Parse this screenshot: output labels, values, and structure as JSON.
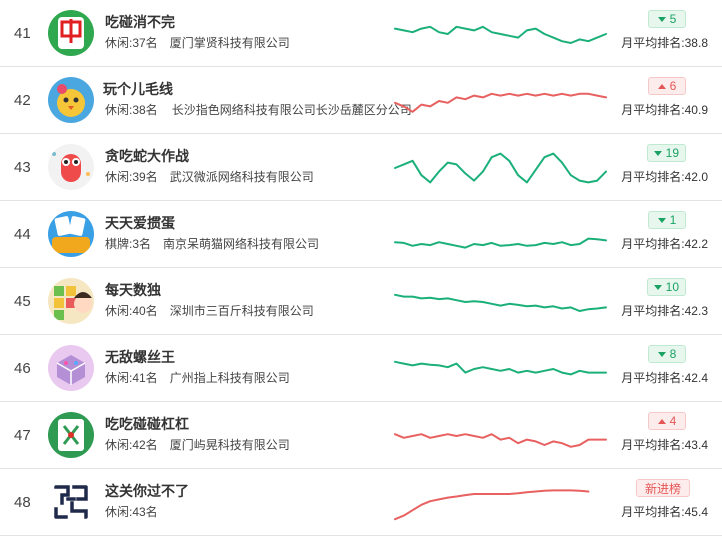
{
  "rows": [
    {
      "rank": "41",
      "name": "吃碰消不完",
      "category": "休闲:37名",
      "developer": "厦门掌贤科技有限公司",
      "change": "5",
      "change_dir": "down",
      "avg": "月平均排名:38.8",
      "trend_color": "#1bb07a",
      "trend": [
        0.35,
        0.4,
        0.45,
        0.35,
        0.3,
        0.45,
        0.5,
        0.3,
        0.35,
        0.4,
        0.3,
        0.45,
        0.5,
        0.55,
        0.6,
        0.4,
        0.35,
        0.5,
        0.6,
        0.7,
        0.75,
        0.65,
        0.7,
        0.6,
        0.5
      ]
    },
    {
      "rank": "42",
      "name": "玩个儿毛线",
      "category": "休闲:38名",
      "developer": "长沙指色网络科技有限公司长沙岳麓区分公司",
      "change": "6",
      "change_dir": "up",
      "avg": "月平均排名:40.9",
      "trend_color": "#e86060",
      "trend": [
        0.55,
        0.65,
        0.8,
        0.6,
        0.65,
        0.5,
        0.55,
        0.4,
        0.45,
        0.35,
        0.4,
        0.3,
        0.35,
        0.3,
        0.35,
        0.3,
        0.35,
        0.3,
        0.35,
        0.3,
        0.35,
        0.3,
        0.3,
        0.35,
        0.4
      ]
    },
    {
      "rank": "43",
      "name": "贪吃蛇大作战",
      "category": "休闲:39名",
      "developer": "武汉微派网络科技有限公司",
      "change": "19",
      "change_dir": "down",
      "avg": "月平均排名:42.0",
      "trend_color": "#1bb07a",
      "trend": [
        0.5,
        0.4,
        0.3,
        0.7,
        0.9,
        0.6,
        0.35,
        0.4,
        0.65,
        0.85,
        0.6,
        0.2,
        0.1,
        0.3,
        0.7,
        0.9,
        0.55,
        0.2,
        0.1,
        0.35,
        0.7,
        0.85,
        0.9,
        0.85,
        0.6
      ]
    },
    {
      "rank": "44",
      "name": "天天爱掼蛋",
      "category": "棋牌:3名",
      "developer": "南京呆萌猫网络科技有限公司",
      "change": "1",
      "change_dir": "down",
      "avg": "月平均排名:42.2",
      "trend_color": "#1bb07a",
      "trend": [
        0.7,
        0.72,
        0.8,
        0.75,
        0.78,
        0.7,
        0.75,
        0.8,
        0.85,
        0.75,
        0.78,
        0.72,
        0.8,
        0.78,
        0.75,
        0.8,
        0.78,
        0.72,
        0.75,
        0.7,
        0.78,
        0.75,
        0.6,
        0.62,
        0.65
      ]
    },
    {
      "rank": "45",
      "name": "每天数独",
      "category": "休闲:40名",
      "developer": "深圳市三百斤科技有限公司",
      "change": "10",
      "change_dir": "down",
      "avg": "月平均排名:42.3",
      "trend_color": "#1bb07a",
      "trend": [
        0.3,
        0.35,
        0.35,
        0.4,
        0.38,
        0.42,
        0.4,
        0.45,
        0.5,
        0.48,
        0.5,
        0.55,
        0.6,
        0.55,
        0.58,
        0.62,
        0.6,
        0.65,
        0.62,
        0.68,
        0.65,
        0.75,
        0.7,
        0.68,
        0.65
      ]
    },
    {
      "rank": "46",
      "name": "无敌螺丝王",
      "category": "休闲:41名",
      "developer": "广州指上科技有限公司",
      "change": "8",
      "change_dir": "down",
      "avg": "月平均排名:42.4",
      "trend_color": "#1bb07a",
      "trend": [
        0.3,
        0.35,
        0.4,
        0.35,
        0.38,
        0.4,
        0.45,
        0.35,
        0.6,
        0.5,
        0.45,
        0.5,
        0.55,
        0.5,
        0.6,
        0.55,
        0.6,
        0.55,
        0.5,
        0.6,
        0.65,
        0.55,
        0.6,
        0.6,
        0.6
      ]
    },
    {
      "rank": "47",
      "name": "吃吃碰碰杠杠",
      "category": "休闲:42名",
      "developer": "厦门屿晃科技有限公司",
      "change": "4",
      "change_dir": "up",
      "avg": "月平均排名:43.4",
      "trend_color": "#e86060",
      "trend": [
        0.45,
        0.55,
        0.5,
        0.45,
        0.55,
        0.5,
        0.45,
        0.5,
        0.45,
        0.5,
        0.55,
        0.45,
        0.6,
        0.55,
        0.7,
        0.6,
        0.65,
        0.75,
        0.65,
        0.7,
        0.8,
        0.75,
        0.6,
        0.6,
        0.6
      ]
    },
    {
      "rank": "48",
      "name": "这关你过不了",
      "category": "休闲:43名",
      "developer": "",
      "change": "新进榜",
      "change_dir": "new",
      "avg": "月平均排名:45.4",
      "trend_color": "#e86060",
      "trend": [
        0.95,
        0.85,
        0.7,
        0.55,
        0.45,
        0.4,
        0.35,
        0.32,
        0.28,
        0.25,
        0.25,
        0.25,
        0.25,
        0.25,
        0.23,
        0.2,
        0.18,
        0.16,
        0.15,
        0.15,
        0.15,
        0.16,
        0.18,
        null,
        null
      ]
    }
  ]
}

* [Written task] Your copy should repeat each entry above exactly but contain no pictures.

* [Complete response]
Parse this screenshot: output labels, values, and structure as JSON.
{
  "rows": [
    {
      "rank": "41",
      "name": "吃碰消不完",
      "category": "休闲:37名",
      "developer": "厦门掌贤科技有限公司",
      "change": "5",
      "change_dir": "down",
      "avg": "月平均排名:38.8",
      "trend_color": "#1bb07a",
      "trend": [
        0.35,
        0.4,
        0.45,
        0.35,
        0.3,
        0.45,
        0.5,
        0.3,
        0.35,
        0.4,
        0.3,
        0.45,
        0.5,
        0.55,
        0.6,
        0.4,
        0.35,
        0.5,
        0.6,
        0.7,
        0.75,
        0.65,
        0.7,
        0.6,
        0.5
      ]
    },
    {
      "rank": "42",
      "name": "玩个儿毛线",
      "category": "休闲:38名",
      "developer": "长沙指色网络科技有限公司长沙岳麓区分公司",
      "change": "6",
      "change_dir": "up",
      "avg": "月平均排名:40.9",
      "trend_color": "#e86060",
      "trend": [
        0.55,
        0.65,
        0.8,
        0.6,
        0.65,
        0.5,
        0.55,
        0.4,
        0.45,
        0.35,
        0.4,
        0.3,
        0.35,
        0.3,
        0.35,
        0.3,
        0.35,
        0.3,
        0.35,
        0.3,
        0.35,
        0.3,
        0.3,
        0.35,
        0.4
      ]
    },
    {
      "rank": "43",
      "name": "贪吃蛇大作战",
      "category": "休闲:39名",
      "developer": "武汉微派网络科技有限公司",
      "change": "19",
      "change_dir": "down",
      "avg": "月平均排名:42.0",
      "trend_color": "#1bb07a",
      "trend": [
        0.5,
        0.4,
        0.3,
        0.7,
        0.9,
        0.6,
        0.35,
        0.4,
        0.65,
        0.85,
        0.6,
        0.2,
        0.1,
        0.3,
        0.7,
        0.9,
        0.55,
        0.2,
        0.1,
        0.35,
        0.7,
        0.85,
        0.9,
        0.85,
        0.6
      ]
    },
    {
      "rank": "44",
      "name": "天天爱掼蛋",
      "category": "棋牌:3名",
      "developer": "南京呆萌猫网络科技有限公司",
      "change": "1",
      "change_dir": "down",
      "avg": "月平均排名:42.2",
      "trend_color": "#1bb07a",
      "trend": [
        0.7,
        0.72,
        0.8,
        0.75,
        0.78,
        0.7,
        0.75,
        0.8,
        0.85,
        0.75,
        0.78,
        0.72,
        0.8,
        0.78,
        0.75,
        0.8,
        0.78,
        0.72,
        0.75,
        0.7,
        0.78,
        0.75,
        0.6,
        0.62,
        0.65
      ]
    },
    {
      "rank": "45",
      "name": "每天数独",
      "category": "休闲:40名",
      "developer": "深圳市三百斤科技有限公司",
      "change": "10",
      "change_dir": "down",
      "avg": "月平均排名:42.3",
      "trend_color": "#1bb07a",
      "trend": [
        0.3,
        0.35,
        0.35,
        0.4,
        0.38,
        0.42,
        0.4,
        0.45,
        0.5,
        0.48,
        0.5,
        0.55,
        0.6,
        0.55,
        0.58,
        0.62,
        0.6,
        0.65,
        0.62,
        0.68,
        0.65,
        0.75,
        0.7,
        0.68,
        0.65
      ]
    },
    {
      "rank": "46",
      "name": "无敌螺丝王",
      "category": "休闲:41名",
      "developer": "广州指上科技有限公司",
      "change": "8",
      "change_dir": "down",
      "avg": "月平均排名:42.4",
      "trend_color": "#1bb07a",
      "trend": [
        0.3,
        0.35,
        0.4,
        0.35,
        0.38,
        0.4,
        0.45,
        0.35,
        0.6,
        0.5,
        0.45,
        0.5,
        0.55,
        0.5,
        0.6,
        0.55,
        0.6,
        0.55,
        0.5,
        0.6,
        0.65,
        0.55,
        0.6,
        0.6,
        0.6
      ]
    },
    {
      "rank": "47",
      "name": "吃吃碰碰杠杠",
      "category": "休闲:42名",
      "developer": "厦门屿晃科技有限公司",
      "change": "4",
      "change_dir": "up",
      "avg": "月平均排名:43.4",
      "trend_color": "#e86060",
      "trend": [
        0.45,
        0.55,
        0.5,
        0.45,
        0.55,
        0.5,
        0.45,
        0.5,
        0.45,
        0.5,
        0.55,
        0.45,
        0.6,
        0.55,
        0.7,
        0.6,
        0.65,
        0.75,
        0.65,
        0.7,
        0.8,
        0.75,
        0.6,
        0.6,
        0.6
      ]
    },
    {
      "rank": "48",
      "name": "这关你过不了",
      "category": "休闲:43名",
      "developer": "",
      "change": "新进榜",
      "change_dir": "new",
      "avg": "月平均排名:45.4",
      "trend_color": "#e86060",
      "trend": [
        0.95,
        0.85,
        0.7,
        0.55,
        0.45,
        0.4,
        0.35,
        0.32,
        0.28,
        0.25,
        0.25,
        0.25,
        0.25,
        0.25,
        0.23,
        0.2,
        0.18,
        0.16,
        0.15,
        0.15,
        0.15,
        0.16,
        0.18,
        null,
        null
      ]
    }
  ]
}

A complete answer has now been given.